◆ **INSTRUCTION**
Gather up every line from the entries below that uses the word "Channel".

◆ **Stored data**
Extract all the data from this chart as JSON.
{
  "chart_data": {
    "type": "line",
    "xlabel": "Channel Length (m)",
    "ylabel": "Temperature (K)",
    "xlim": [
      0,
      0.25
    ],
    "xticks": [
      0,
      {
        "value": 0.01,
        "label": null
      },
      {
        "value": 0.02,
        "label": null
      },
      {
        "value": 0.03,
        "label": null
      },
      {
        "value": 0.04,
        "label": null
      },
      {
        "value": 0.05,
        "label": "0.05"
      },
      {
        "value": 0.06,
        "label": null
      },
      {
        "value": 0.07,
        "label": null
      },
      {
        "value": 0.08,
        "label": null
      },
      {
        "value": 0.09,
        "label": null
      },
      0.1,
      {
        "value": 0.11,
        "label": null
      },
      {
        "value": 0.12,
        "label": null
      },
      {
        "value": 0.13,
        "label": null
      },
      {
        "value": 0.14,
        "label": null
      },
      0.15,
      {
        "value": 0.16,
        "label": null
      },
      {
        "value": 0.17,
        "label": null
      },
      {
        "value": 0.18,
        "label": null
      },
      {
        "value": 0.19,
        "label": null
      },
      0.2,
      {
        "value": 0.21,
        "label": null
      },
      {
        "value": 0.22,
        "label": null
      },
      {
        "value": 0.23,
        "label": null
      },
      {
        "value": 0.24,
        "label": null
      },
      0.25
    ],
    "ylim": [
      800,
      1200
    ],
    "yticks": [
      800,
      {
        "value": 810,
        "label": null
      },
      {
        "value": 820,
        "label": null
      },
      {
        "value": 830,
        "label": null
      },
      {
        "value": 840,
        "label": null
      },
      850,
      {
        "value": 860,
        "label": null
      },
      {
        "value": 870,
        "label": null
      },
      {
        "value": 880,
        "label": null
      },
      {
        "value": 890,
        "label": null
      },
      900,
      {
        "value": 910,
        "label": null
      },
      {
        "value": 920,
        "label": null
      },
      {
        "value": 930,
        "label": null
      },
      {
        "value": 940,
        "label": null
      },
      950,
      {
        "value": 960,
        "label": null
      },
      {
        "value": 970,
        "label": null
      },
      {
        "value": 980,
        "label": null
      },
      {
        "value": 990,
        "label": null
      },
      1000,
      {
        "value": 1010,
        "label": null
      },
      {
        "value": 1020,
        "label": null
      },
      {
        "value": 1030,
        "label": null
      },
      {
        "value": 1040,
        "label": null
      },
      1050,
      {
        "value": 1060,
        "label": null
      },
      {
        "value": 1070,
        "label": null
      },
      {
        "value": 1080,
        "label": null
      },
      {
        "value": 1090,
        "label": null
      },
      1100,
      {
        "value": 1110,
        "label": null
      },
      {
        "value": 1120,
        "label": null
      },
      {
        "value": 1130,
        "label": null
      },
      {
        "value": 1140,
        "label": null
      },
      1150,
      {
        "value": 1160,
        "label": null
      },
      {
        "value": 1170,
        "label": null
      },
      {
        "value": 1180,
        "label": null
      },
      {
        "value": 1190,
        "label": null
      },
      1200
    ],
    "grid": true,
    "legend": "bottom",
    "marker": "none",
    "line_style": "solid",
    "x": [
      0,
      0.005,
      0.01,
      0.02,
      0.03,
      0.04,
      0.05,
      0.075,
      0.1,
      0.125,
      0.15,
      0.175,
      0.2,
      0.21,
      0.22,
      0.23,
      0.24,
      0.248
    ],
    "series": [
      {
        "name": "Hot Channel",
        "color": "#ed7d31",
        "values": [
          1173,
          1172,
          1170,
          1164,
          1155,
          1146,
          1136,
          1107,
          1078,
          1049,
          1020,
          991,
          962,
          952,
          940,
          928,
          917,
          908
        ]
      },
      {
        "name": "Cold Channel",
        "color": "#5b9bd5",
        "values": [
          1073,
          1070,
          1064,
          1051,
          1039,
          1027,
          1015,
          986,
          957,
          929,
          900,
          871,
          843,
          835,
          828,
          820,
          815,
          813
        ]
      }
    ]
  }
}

◆ **TASK OUTPUT**
    "xlabel": "Channel Length (m)",
        "name": "Hot Channel",
        "name": "Cold Channel",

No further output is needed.